## begin

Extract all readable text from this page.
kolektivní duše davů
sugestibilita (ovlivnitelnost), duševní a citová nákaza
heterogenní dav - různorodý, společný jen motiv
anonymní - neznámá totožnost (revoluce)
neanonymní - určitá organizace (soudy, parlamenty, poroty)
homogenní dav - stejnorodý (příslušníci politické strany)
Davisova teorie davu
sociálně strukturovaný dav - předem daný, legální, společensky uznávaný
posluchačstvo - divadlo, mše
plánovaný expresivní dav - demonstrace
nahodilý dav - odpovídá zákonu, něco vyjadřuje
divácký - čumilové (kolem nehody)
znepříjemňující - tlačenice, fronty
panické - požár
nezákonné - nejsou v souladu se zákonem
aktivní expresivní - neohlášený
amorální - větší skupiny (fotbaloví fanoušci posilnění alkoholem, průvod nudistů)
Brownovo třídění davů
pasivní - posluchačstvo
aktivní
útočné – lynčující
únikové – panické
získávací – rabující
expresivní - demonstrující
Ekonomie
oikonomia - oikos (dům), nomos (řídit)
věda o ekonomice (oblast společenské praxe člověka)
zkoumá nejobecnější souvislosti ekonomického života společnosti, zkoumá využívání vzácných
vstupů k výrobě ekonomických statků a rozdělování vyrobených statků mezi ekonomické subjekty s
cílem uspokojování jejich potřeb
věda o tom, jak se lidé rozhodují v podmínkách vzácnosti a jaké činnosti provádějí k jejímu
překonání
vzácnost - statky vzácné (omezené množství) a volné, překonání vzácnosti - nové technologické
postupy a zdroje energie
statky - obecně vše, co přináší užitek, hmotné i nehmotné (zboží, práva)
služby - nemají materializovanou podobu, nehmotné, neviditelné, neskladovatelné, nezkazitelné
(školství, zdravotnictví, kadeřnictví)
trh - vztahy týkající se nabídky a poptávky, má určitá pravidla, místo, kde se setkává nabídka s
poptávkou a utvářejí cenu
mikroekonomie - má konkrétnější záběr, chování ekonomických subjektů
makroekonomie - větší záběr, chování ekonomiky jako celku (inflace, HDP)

## end

Pick out each line in the material containing "davů".

kolektivní duše davů
Brownovo třídění davů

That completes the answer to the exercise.